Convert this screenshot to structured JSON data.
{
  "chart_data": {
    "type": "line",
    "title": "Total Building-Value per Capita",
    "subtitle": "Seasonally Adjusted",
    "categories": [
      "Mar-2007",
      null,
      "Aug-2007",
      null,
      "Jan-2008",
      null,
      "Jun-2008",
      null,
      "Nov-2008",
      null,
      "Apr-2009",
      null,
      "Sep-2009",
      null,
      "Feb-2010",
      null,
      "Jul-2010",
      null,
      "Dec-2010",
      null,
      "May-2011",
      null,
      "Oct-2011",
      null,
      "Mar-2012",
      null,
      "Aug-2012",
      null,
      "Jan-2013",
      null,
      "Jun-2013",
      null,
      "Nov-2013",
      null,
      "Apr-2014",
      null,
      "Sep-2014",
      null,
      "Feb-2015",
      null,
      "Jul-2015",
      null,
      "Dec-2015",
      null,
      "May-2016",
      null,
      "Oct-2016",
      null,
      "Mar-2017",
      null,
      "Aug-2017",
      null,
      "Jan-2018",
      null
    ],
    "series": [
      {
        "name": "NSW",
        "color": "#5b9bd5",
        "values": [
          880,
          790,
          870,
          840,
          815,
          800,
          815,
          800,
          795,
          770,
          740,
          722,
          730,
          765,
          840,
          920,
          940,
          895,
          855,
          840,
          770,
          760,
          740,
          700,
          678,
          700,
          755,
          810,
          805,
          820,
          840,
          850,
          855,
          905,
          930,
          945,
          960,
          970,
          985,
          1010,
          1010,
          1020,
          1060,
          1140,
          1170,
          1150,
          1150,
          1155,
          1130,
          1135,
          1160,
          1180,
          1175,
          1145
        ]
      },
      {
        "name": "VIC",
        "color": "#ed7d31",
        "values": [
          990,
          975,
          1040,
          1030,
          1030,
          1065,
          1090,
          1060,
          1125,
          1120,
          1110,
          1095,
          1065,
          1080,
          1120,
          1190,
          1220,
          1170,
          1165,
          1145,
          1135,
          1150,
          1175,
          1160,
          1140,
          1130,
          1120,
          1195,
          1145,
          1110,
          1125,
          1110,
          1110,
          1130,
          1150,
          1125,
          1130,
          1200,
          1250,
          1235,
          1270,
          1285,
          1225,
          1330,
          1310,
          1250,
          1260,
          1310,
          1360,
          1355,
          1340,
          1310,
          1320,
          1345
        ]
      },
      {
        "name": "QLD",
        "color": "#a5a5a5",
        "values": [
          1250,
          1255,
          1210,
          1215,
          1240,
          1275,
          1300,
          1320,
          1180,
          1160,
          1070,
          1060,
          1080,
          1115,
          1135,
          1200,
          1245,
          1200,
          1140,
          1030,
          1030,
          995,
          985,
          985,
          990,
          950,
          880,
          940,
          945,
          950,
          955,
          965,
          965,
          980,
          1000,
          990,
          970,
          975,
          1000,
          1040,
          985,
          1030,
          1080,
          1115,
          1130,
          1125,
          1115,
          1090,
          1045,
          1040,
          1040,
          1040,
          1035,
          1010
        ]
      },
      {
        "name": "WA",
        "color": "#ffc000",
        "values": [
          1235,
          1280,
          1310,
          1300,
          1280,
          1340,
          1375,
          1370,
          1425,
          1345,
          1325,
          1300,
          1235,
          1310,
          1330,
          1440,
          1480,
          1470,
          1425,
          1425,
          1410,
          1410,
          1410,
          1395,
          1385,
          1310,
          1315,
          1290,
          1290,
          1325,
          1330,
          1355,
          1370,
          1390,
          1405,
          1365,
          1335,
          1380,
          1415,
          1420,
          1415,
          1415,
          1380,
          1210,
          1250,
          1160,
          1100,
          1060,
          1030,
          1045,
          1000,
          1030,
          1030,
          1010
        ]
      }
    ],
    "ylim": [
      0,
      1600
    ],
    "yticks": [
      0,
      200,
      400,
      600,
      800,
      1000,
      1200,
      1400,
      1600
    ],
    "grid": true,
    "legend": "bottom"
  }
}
────────────────────────────────────────
# Challenge:
Every line of the material must be returned exactly as it appears.

# Result of the exercise:
Convert this screenshot to structured JSON data.
{
  "chart_data": {
    "type": "line",
    "title": "Total Building-Value per Capita",
    "subtitle": "Seasonally Adjusted",
    "categories": [
      "Mar-2007",
      null,
      "Aug-2007",
      null,
      "Jan-2008",
      null,
      "Jun-2008",
      null,
      "Nov-2008",
      null,
      "Apr-2009",
      null,
      "Sep-2009",
      null,
      "Feb-2010",
      null,
      "Jul-2010",
      null,
      "Dec-2010",
      null,
      "May-2011",
      null,
      "Oct-2011",
      null,
      "Mar-2012",
      null,
      "Aug-2012",
      null,
      "Jan-2013",
      null,
      "Jun-2013",
      null,
      "Nov-2013",
      null,
      "Apr-2014",
      null,
      "Sep-2014",
      null,
      "Feb-2015",
      null,
      "Jul-2015",
      null,
      "Dec-2015",
      null,
      "May-2016",
      null,
      "Oct-2016",
      null,
      "Mar-2017",
      null,
      "Aug-2017",
      null,
      "Jan-2018",
      null
    ],
    "series": [
      {
        "name": "NSW",
        "color": "#5b9bd5",
        "values": [
          880,
          790,
          870,
          840,
          815,
          800,
          815,
          800,
          795,
          770,
          740,
          722,
          730,
          765,
          840,
          920,
          940,
          895,
          855,
          840,
          770,
          760,
          740,
          700,
          678,
          700,
          755,
          810,
          805,
          820,
          840,
          850,
          855,
          905,
          930,
          945,
          960,
          970,
          985,
          1010,
          1010,
          1020,
          1060,
          1140,
          1170,
          1150,
          1150,
          1155,
          1130,
          1135,
          1160,
          1180,
          1175,
          1145
        ]
      },
      {
        "name": "VIC",
        "color": "#ed7d31",
        "values": [
          990,
          975,
          1040,
          1030,
          1030,
          1065,
          1090,
          1060,
          1125,
          1120,
          1110,
          1095,
          1065,
          1080,
          1120,
          1190,
          1220,
          1170,
          1165,
          1145,
          1135,
          1150,
          1175,
          1160,
          1140,
          1130,
          1120,
          1195,
          1145,
          1110,
          1125,
          1110,
          1110,
          1130,
          1150,
          1125,
          1130,
          1200,
          1250,
          1235,
          1270,
          1285,
          1225,
          1330,
          1310,
          1250,
          1260,
          1310,
          1360,
          1355,
          1340,
          1310,
          1320,
          1345
        ]
      },
      {
        "name": "QLD",
        "color": "#a5a5a5",
        "values": [
          1250,
          1255,
          1210,
          1215,
          1240,
          1275,
          1300,
          1320,
          1180,
          1160,
          1070,
          1060,
          1080,
          1115,
          1135,
          1200,
          1245,
          1200,
          1140,
          1030,
          1030,
          995,
          985,
          985,
          990,
          950,
          880,
          940,
          945,
          950,
          955,
          965,
          965,
          980,
          1000,
          990,
          970,
          975,
          1000,
          1040,
          985,
          1030,
          1080,
          1115,
          1130,
          1125,
          1115,
          1090,
          1045,
          1040,
          1040,
          1040,
          1035,
          1010
        ]
      },
      {
        "name": "WA",
        "color": "#ffc000",
        "values": [
          1235,
          1280,
          1310,
          1300,
          1280,
          1340,
          1375,
          1370,
          1425,
          1345,
          1325,
          1300,
          1235,
          1310,
          1330,
          1440,
          1480,
          1470,
          1425,
          1425,
          1410,
          1410,
          1410,
          1395,
          1385,
          1310,
          1315,
          1290,
          1290,
          1325,
          1330,
          1355,
          1370,
          1390,
          1405,
          1365,
          1335,
          1380,
          1415,
          1420,
          1415,
          1415,
          1380,
          1210,
          1250,
          1160,
          1100,
          1060,
          1030,
          1045,
          1000,
          1030,
          1030,
          1010
        ]
      }
    ],
    "ylim": [
      0,
      1600
    ],
    "yticks": [
      0,
      200,
      400,
      600,
      800,
      1000,
      1200,
      1400,
      1600
    ],
    "grid": true,
    "legend": "bottom"
  }
}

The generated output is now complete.